Show all lines holding "State".

▸ **PROVIDED ENTRIES**:
────────────────

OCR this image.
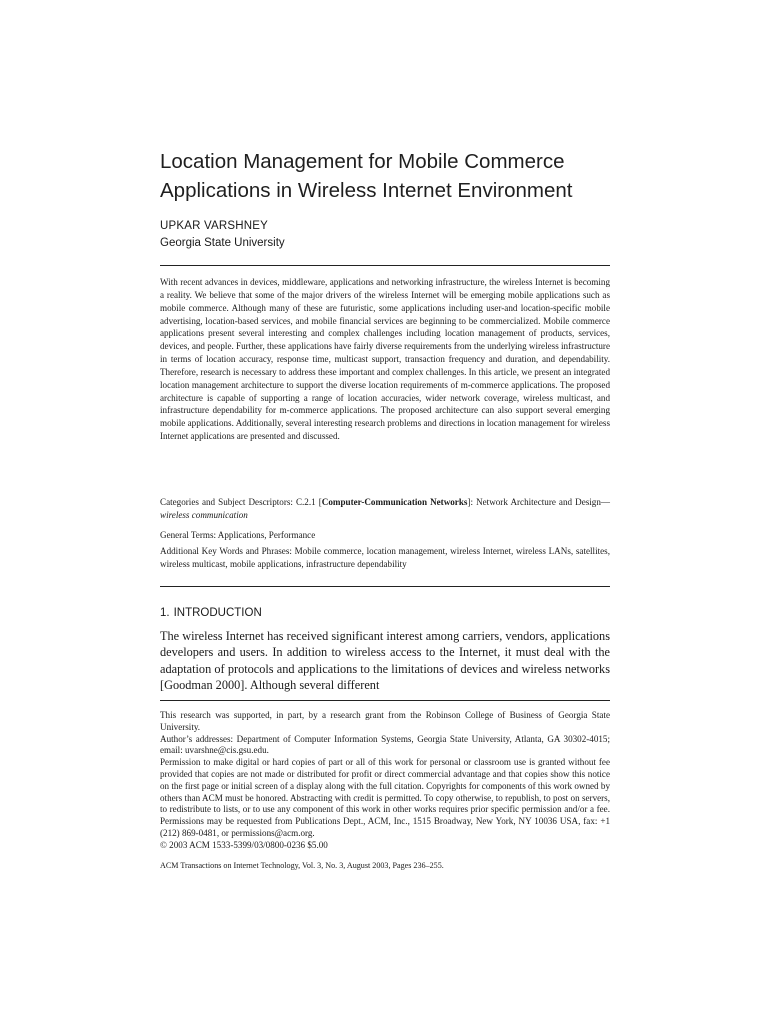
Location Management for Mobile Commerce Applications in Wireless Internet Environment
UPKAR VARSHNEY
Georgia State University

With recent advances in devices, middleware, applications and networking infrastructure, the wireless Internet is becoming a reality. We believe that some of the major drivers of the wireless Internet will be emerging mobile applications such as mobile commerce. Although many of these are futuristic, some applications including user-and location-specific mobile advertising, location-based services, and mobile financial services are beginning to be commercialized. Mobile commerce applications present several interesting and complex challenges including location management of products, services, devices, and people. Further, these applications have fairly diverse requirements from the underlying wireless infrastructure in terms of location accuracy, response time, multicast support, transaction frequency and duration, and dependability. Therefore, research is necessary to address these important and complex challenges. In this article, we present an integrated location management architecture to support the diverse location requirements of m-commerce applications. The proposed architecture is capable of supporting a range of location accuracies, wider network coverage, wireless multicast, and infrastructure dependability for m-commerce applications. The proposed architecture can also support several emerging mobile applications. Additionally, several interesting research problems and directions in location management for wireless Internet applications are presented and discussed.

Categories and Subject Descriptors: C.2.1 [Computer-Communication Networks]: Network Architecture and Design—wireless communication

General Terms: Applications, Performance

Additional Key Words and Phrases: Mobile commerce, location management, wireless Internet, wireless LANs, satellites, wireless multicast, mobile applications, infrastructure dependability

1. INTRODUCTION

The wireless Internet has received significant interest among carriers, vendors, applications developers and users. In addition to wireless access to the Internet, it must deal with the adaptation of protocols and applications to the limitations of devices and wireless networks [Goodman 2000]. Although several different

This research was supported, in part, by a research grant from the Robinson College of Business of Georgia State University.

Author’s addresses: Department of Computer Information Systems, Georgia State University, Atlanta, GA 30302-4015; email: uvarshne@cis.gsu.edu.

Permission to make digital or hard copies of part or all of this work for personal or classroom use is granted without fee provided that copies are not made or distributed for profit or direct commercial advantage and that copies show this notice on the first page or initial screen of a display along with the full citation. Copyrights for components of this work owned by others than ACM must be honored. Abstracting with credit is permitted. To copy otherwise, to republish, to post on servers, to redistribute to lists, or to use any component of this work in other works requires prior specific permission and/or a fee. Permissions may be requested from Publications Dept., ACM, Inc., 1515 Broadway, New York, NY 10036 USA, fax: +1 (212) 869-0481, or permissions@acm.org.

© 2003 ACM 1533-5399/03/0800-0236 $5.00

ACM Transactions on Internet Technology, Vol. 3, No. 3, August 2003, Pages 236–255.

────────────────

▸ **RESULT BELOW**:
Georgia State University
This research was supported, in part, by a research grant from the Robinson College of Business of Georgia State University.
Author’s addresses: Department of Computer Information Systems, Georgia State University, Atlanta, GA 30302-4015; email: uvarshne@cis.gsu.edu.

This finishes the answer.